Filter this data down to the lines that hold "oleh", and copy them.
*** Exercise inputs ***
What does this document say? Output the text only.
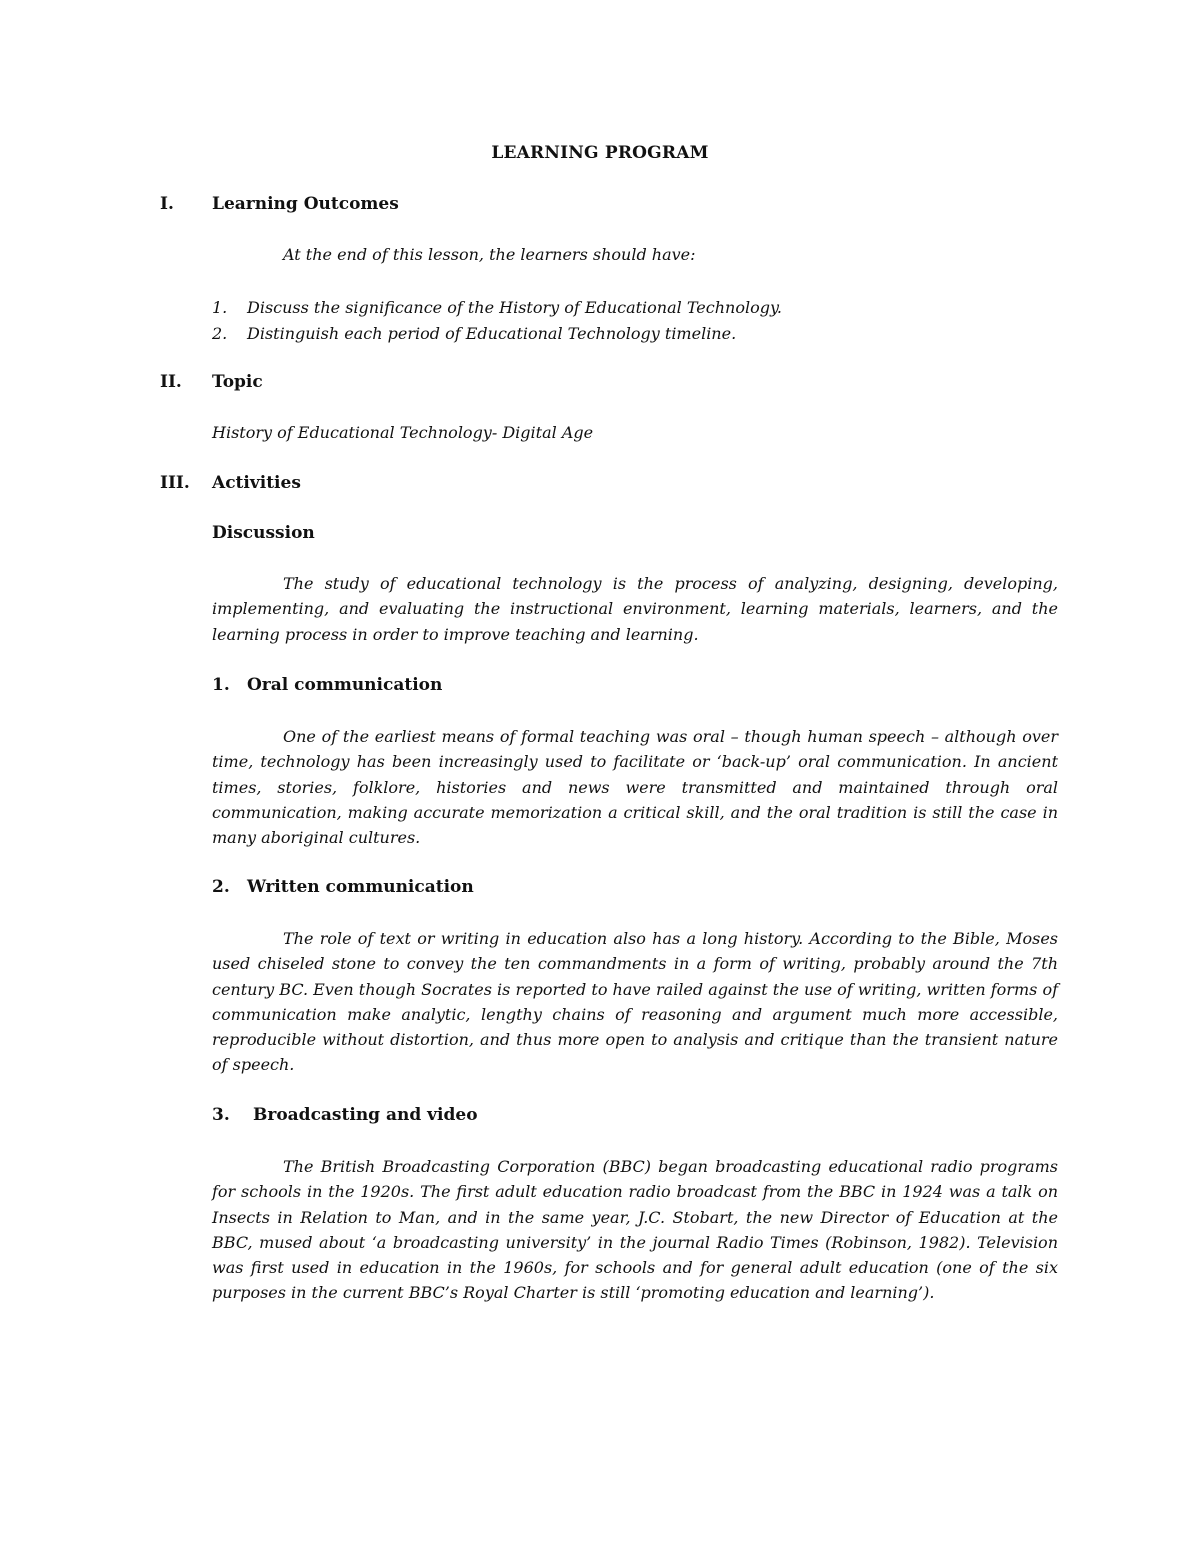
LEARNING PROGRAM
I. Learning Outcomes
At the end of this lesson, the learners should have:
1. Discuss the significance of the History of Educational Technology.
2. Distinguish each period of Educational Technology timeline.
II. Topic
History of Educational Technology- Digital Age
III. Activities
Discussion

The study of educational technology is the process of analyzing, designing, developing, implementing, and evaluating the instructional environment, learning materials, learners, and the learning process in order to improve teaching and learning.

1. Oral communication

One of the earliest means of formal teaching was oral – though human speech – although over time, technology has been increasingly used to facilitate or ‘back-up’ oral communication. In ancient times, stories, folklore, histories and news were transmitted and maintained through oral communication, making accurate memorization a critical skill, and the oral tradition is still the case in many aboriginal cultures.

2. Written communication

The role of text or writing in education also has a long history. According to the Bible, Moses used chiseled stone to convey the ten commandments in a form of writing, probably around the 7th century BC. Even though Socrates is reported to have railed against the use of writing, written forms of communication make analytic, lengthy chains of reasoning and argument much more accessible, reproducible without distortion, and thus more open to analysis and critique than the transient nature of speech.

3. Broadcasting and video

The British Broadcasting Corporation (BBC) began broadcasting educational radio programs for schools in the 1920s. The first adult education radio broadcast from the BBC in 1924 was a talk on Insects in Relation to Man, and in the same year, J.C. Stobart, the new Director of Education at the BBC, mused about ‘a broadcasting university’ in the journal Radio Times (Robinson, 1982). Television was first used in education in the 1960s, for schools and for general adult education (one of the six purposes in the current BBC’s Royal Charter is still ‘promoting education and learning’).
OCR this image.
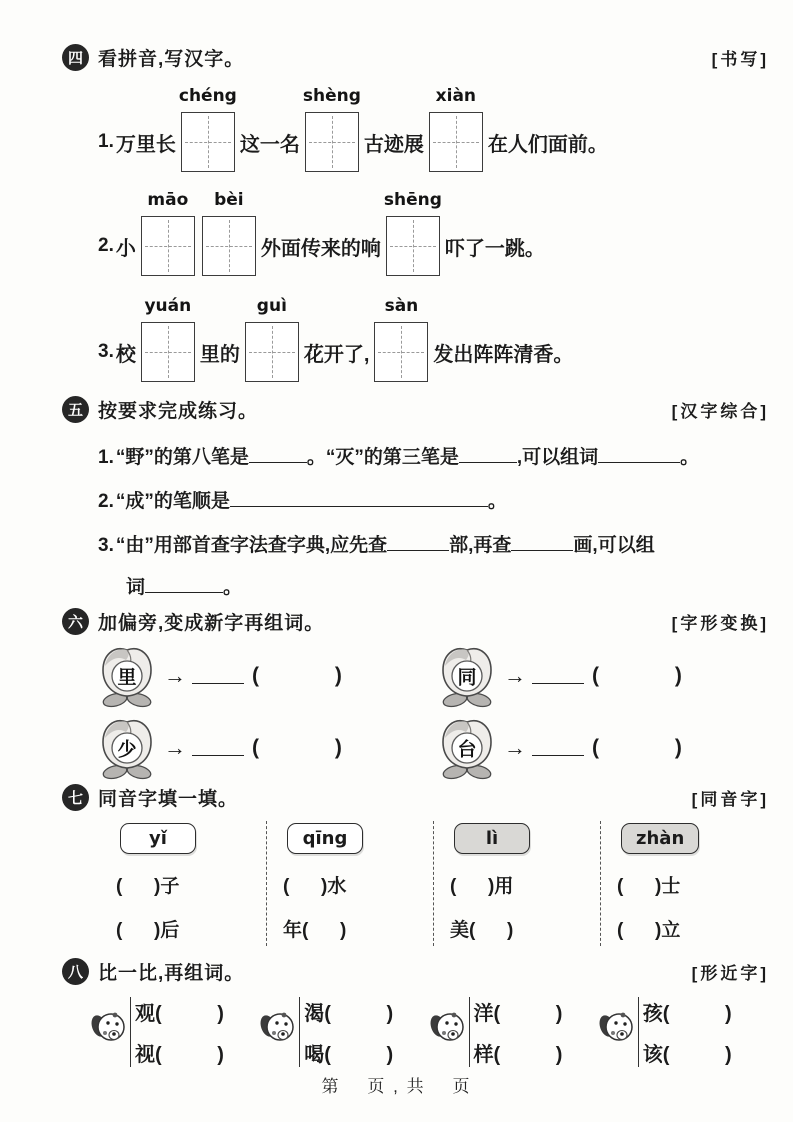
四 看拼音,写汉字。	[书写]
1. 万里长
chéng
这一名
shèng
古迹展
xiàn
在人们面前。
2. 小
māo bèi
外面传来的响
shēng
吓了一跳。
3. 校
yuán
里的
guì
花开了,
sàn
发出阵阵清香。
五 按要求完成练习。	[汉字综合]
1. “野”的第八笔是	。“灭”的第三笔是	,可以组词	。
2. “成”的笔顺是	。
3. “由”用部首查字法查字典,应先查	部,再查	画,可以组
词	。
六 加偏旁,变成新字再组词。	[字形变换]
里 →	(             )	同 →	(             )
少 →	(             )	台 →	(             )
七 同音字填一填。	[同音字]
yǐ
(      )子
(      )后
qīng
(      )水
年(      )
lì
(      )用
美(      )
zhàn
(      )士
(      )立
八 比一比,再组词。	[形近字]
观(          )
视(          )
渴(          )
喝(          )
洋(          )
样(          )
孩(          )
该(          )
第    页 , 共    页
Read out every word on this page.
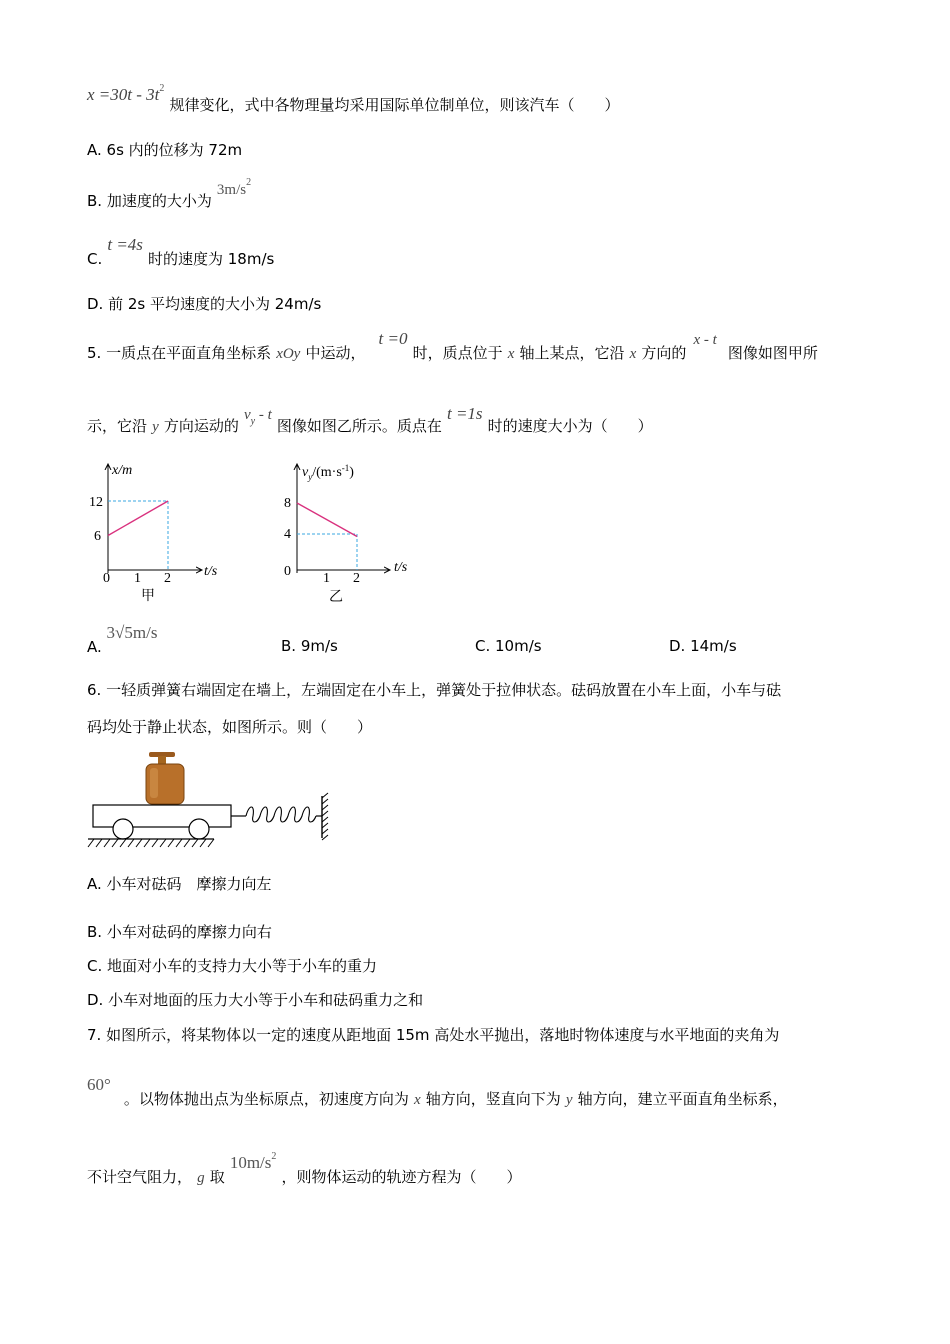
$x =30t - 3t^2$ 规律变化，式中各物理量均采用国际单位制单位，则该汽车（　　）
A. 6s 内的位移为 72m
B. 加速度的大小为 $3m/s^2$
C. t =4s 时的速度为 18m/s
D. 前 2s 平均速度的大小为 24m/s
5. 一质点在平面直角坐标系 xOy 中运动， t =0 时，质点位于 x 轴上某点，它沿 x 方向的 x - t 图像如图甲所
示，它沿 y 方向运动的 $v_y$ - t 图像如图乙所示。质点在 t =1s 时的速度大小为（　　）
x/m
t/s
12
6
0 1 2
甲
$v_y/(m\cdot s^{-1})$
t/s
8
4
0 1 2
乙
A. 3√5m/s
B. 9m/s	C. 10m/s	D. 14m/s
6. 一轻质弹簧右端固定在墙上，左端固定在小车上，弹簧处于拉伸状态。砝码放置在小车上面，小车与砝
码均处于静止状态，如图所示。则（　　）
A. 小车对砝码　摩擦力向左
B. 小车对砝码的摩擦力向右
C. 地面对小车的支持力大小等于小车的重力
D. 小车对地面的压力大小等于小车和砝码重力之和
7. 如图所示，将某物体以一定的速度从距地面 15m 高处水平抛出，落地时物体速度与水平地面的夹角为
60° 。以物体抛出点为坐标原点，初速度方向为 x 轴方向，竖直向下为 y 轴方向，建立平面直角坐标系，
不计空气阻力， g 取 $10m/s^2$ ，则物体运动的轨迹方程为（　　）
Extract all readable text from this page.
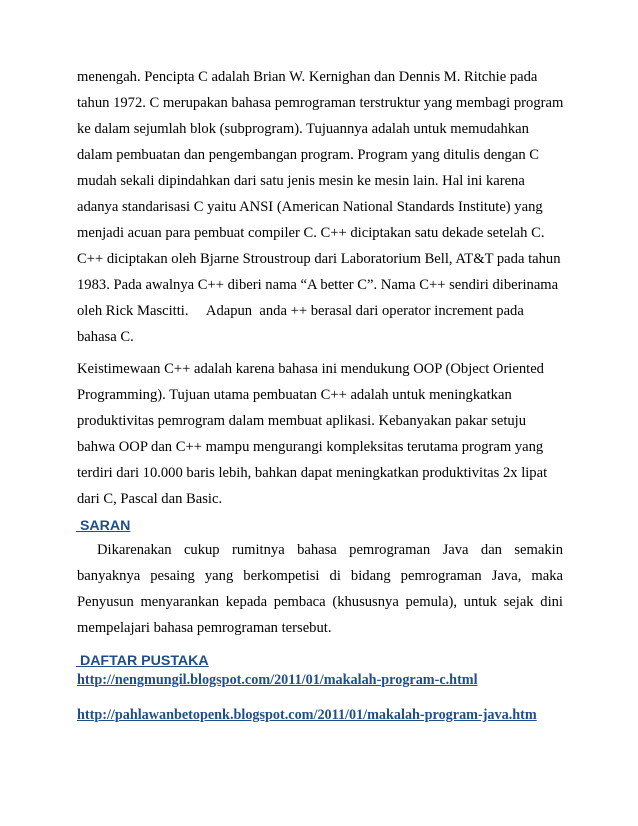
menengah. Pencipta C adalah Brian W. Kernighan dan Dennis M. Ritchie pada
tahun 1972. C merupakan bahasa pemrograman terstruktur yang membagi program
ke dalam sejumlah blok (subprogram). Tujuannya adalah untuk memudahkan
dalam pembuatan dan pengembangan program. Program yang ditulis dengan C
mudah sekali dipindahkan dari satu jenis mesin ke mesin lain. Hal ini karena
adanya standarisasi C yaitu ANSI (American National Standards Institute) yang
menjadi acuan para pembuat compiler C. C++ diciptakan satu dekade setelah C.
C++ diciptakan oleh Bjarne Stroustroup dari Laboratorium Bell, AT&T pada tahun
1983. Pada awalnya C++ diberi nama “A better C”. Nama C++ sendiri diberinama
oleh Rick Mascitti.     Adapun  anda ++ berasal dari operator increment pada
bahasa C.
Keistimewaan C++ adalah karena bahasa ini mendukung OOP (Object Oriented
Programming). Tujuan utama pembuatan C++ adalah untuk meningkatkan
produktivitas pemrogram dalam membuat aplikasi. Kebanyakan pakar setuju
bahwa OOP dan C++ mampu mengurangi kompleksitas terutama program yang
terdiri dari 10.000 baris lebih, bahkan dapat meningkatkan produktivitas 2x lipat
dari C, Pascal dan Basic.
SARAN
Dikarenakan cukup rumitnya bahasa pemrograman Java dan semakin
banyaknya pesaing yang berkompetisi di bidang pemrograman Java, maka
Penyusun menyarankan kepada pembaca (khususnya pemula), untuk sejak dini
mempelajari bahasa pemrograman tersebut.
DAFTAR PUSTAKA
http://nengmungil.blogspot.com/2011/01/makalah-program-c.html
http://pahlawanbetopenk.blogspot.com/2011/01/makalah-program-java.htm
***
• [Exercise response]:
C++ diciptakan oleh Bjarne Stroustroup dari Laboratorium Bell, AT&T pada tahun
oleh Rick Mascitti.     Adapun  anda ++ berasal dari operator increment pada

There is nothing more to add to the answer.